Having said all of the above, people in the throes of transgender ideology should not be subjected to violence by opponents of the ideology. Our Faith calls for compassion and love for all persons regardless of what ideas they happen to hold. The means of ideological liberation for the Church is not the power of the sword but the power of the Spirit, namely truth and love for neighbor. Nor should any of the aforementioned argument be employed or misconstrued as an endorsement of violence against German nationals, people of Germanic descent, German business or cultural interests, or the Federal Republic of Germany. Catholics are to love all persons regardless of ethnicity or nationality.

Assignment: In the passage above, why does the writer say the argument must not be taken as an endorsement of violence against German nationals or people of Germanic descent? Answer in one to three sentences.

Stored dataset items:
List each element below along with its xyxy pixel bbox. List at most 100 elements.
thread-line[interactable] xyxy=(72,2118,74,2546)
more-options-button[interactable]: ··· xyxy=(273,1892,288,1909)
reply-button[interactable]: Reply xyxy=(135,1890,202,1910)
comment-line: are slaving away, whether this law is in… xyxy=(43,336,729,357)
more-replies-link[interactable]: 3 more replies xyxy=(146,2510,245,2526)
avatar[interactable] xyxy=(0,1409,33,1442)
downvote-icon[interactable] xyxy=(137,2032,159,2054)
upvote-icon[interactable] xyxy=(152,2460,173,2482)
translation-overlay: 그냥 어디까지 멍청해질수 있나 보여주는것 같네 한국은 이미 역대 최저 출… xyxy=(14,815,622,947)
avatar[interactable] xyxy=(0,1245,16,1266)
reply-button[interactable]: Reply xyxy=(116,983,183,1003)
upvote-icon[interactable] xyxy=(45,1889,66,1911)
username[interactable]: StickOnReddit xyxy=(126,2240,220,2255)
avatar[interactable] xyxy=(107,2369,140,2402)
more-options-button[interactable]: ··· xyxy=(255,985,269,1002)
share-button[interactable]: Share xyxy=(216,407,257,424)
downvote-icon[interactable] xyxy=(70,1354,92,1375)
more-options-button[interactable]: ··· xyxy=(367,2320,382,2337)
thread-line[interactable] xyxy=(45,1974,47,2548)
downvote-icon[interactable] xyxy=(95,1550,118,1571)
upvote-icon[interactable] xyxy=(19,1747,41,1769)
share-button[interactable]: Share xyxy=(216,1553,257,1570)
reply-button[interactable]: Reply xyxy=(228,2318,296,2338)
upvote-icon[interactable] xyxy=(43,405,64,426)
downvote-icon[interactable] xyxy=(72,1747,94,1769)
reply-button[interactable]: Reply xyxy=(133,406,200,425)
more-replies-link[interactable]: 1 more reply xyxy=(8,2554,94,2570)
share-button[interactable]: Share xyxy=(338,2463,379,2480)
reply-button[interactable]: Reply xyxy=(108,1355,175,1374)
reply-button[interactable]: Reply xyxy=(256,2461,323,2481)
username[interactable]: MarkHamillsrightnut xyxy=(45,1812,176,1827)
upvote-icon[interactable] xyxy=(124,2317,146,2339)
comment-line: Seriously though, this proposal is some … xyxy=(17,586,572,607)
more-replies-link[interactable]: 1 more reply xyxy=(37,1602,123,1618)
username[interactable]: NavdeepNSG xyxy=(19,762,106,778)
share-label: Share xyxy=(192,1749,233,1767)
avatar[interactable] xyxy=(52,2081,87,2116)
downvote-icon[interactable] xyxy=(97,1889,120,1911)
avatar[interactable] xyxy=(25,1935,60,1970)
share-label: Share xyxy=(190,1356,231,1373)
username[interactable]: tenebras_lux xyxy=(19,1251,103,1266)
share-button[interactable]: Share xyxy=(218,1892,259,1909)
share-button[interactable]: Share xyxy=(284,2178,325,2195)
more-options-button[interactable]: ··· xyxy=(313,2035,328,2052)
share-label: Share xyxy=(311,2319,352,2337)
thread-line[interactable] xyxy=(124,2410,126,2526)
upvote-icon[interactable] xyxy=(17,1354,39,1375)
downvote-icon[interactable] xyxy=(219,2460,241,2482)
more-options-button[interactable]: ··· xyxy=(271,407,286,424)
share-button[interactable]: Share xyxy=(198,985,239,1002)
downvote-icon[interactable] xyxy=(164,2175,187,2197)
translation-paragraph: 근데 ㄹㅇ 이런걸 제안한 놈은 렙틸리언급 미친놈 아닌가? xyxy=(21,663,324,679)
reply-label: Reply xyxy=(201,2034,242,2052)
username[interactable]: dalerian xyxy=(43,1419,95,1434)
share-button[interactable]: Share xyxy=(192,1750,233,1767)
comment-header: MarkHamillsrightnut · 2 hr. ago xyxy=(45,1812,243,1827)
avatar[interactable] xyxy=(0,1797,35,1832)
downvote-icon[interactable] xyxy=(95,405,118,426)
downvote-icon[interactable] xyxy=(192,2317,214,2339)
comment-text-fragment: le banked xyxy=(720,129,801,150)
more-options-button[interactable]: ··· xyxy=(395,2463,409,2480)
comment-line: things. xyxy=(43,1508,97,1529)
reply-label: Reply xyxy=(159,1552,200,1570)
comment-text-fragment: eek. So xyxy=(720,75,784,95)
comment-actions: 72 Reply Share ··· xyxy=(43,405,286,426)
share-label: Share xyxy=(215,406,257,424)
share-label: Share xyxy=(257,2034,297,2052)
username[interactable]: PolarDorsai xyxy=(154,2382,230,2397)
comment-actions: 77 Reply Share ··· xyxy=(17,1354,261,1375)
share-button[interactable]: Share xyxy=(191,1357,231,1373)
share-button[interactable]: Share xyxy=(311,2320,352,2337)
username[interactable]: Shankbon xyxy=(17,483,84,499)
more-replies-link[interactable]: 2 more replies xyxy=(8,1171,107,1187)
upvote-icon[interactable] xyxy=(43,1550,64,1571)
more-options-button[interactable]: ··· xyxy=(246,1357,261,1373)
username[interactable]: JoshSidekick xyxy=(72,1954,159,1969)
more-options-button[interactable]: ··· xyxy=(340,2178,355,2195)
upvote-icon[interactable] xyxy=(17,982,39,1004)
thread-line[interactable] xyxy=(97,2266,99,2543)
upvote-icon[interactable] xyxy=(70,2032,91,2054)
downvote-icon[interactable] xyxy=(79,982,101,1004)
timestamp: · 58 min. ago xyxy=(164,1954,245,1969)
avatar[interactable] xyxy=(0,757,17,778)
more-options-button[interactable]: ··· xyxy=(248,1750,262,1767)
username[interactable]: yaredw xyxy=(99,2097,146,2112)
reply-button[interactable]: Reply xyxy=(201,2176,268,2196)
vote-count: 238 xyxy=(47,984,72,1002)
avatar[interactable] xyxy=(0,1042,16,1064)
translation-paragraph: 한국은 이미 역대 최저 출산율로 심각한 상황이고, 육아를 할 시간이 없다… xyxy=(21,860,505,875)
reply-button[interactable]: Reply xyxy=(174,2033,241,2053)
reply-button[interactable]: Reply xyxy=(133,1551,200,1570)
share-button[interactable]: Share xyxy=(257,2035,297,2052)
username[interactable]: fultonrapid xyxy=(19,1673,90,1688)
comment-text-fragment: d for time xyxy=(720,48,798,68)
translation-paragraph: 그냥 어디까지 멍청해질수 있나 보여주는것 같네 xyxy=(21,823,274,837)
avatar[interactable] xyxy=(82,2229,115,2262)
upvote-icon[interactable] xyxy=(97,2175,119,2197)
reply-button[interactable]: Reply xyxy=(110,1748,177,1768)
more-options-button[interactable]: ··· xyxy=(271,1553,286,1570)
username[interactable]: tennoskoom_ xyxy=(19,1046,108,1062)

Answer space: The passage states that Catholics are to love all persons regardless of ethnicity or nationality.